An exact copy of the records is required, minus the pictures they hold.
## Begin
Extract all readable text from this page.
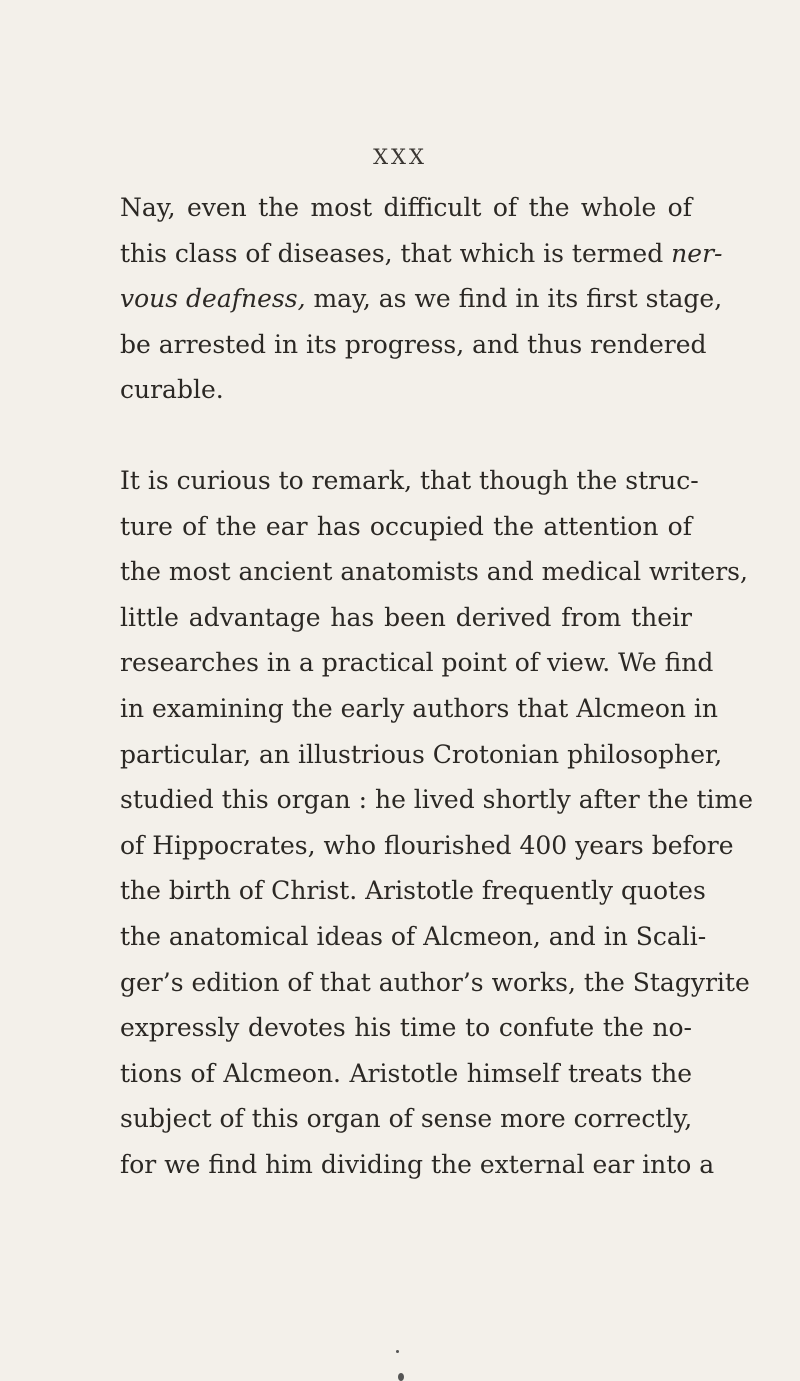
XXX
Nay, even the most difficult of the whole of
this class of diseases, that which is termed ner-
vous deafness, may, as we find in its first stage,
be arrested in its progress, and thus rendered
curable.
It is curious to remark, that though the struc-
ture of the ear has occupied the attention of
the most ancient anatomists and medical writers,
little advantage has been derived from their
researches in a practical point of view. We find
in examining the early authors that Alcmeon in
particular, an illustrious Crotonian philosopher,
studied this organ : he lived shortly after the time
of Hippocrates, who flourished 400 years before
the birth of Christ. Aristotle frequently quotes
the anatomical ideas of Alcmeon, and in Scali-
ger’s edition of that author’s works, the Stagyrite
expressly devotes his time to confute the no-
tions of Alcmeon. Aristotle himself treats the
subject of this organ of sense more correctly,
for we find him dividing the external ear into a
## End
Full solution:
Extract all readable text from this page.
XXX
Nay, even the most difficult of the whole of
this class of diseases, that which is termed ner-
vous deafness, may, as we find in its first stage,
be arrested in its progress, and thus rendered
curable.
It is curious to remark, that though the struc-
ture of the ear has occupied the attention of
the most ancient anatomists and medical writers,
little advantage has been derived from their
researches in a practical point of view. We find
in examining the early authors that Alcmeon in
particular, an illustrious Crotonian philosopher,
studied this organ : he lived shortly after the time
of Hippocrates, who flourished 400 years before
the birth of Christ. Aristotle frequently quotes
the anatomical ideas of Alcmeon, and in Scali-
ger’s edition of that author’s works, the Stagyrite
expressly devotes his time to confute the no-
tions of Alcmeon. Aristotle himself treats the
subject of this organ of sense more correctly,
for we find him dividing the external ear into a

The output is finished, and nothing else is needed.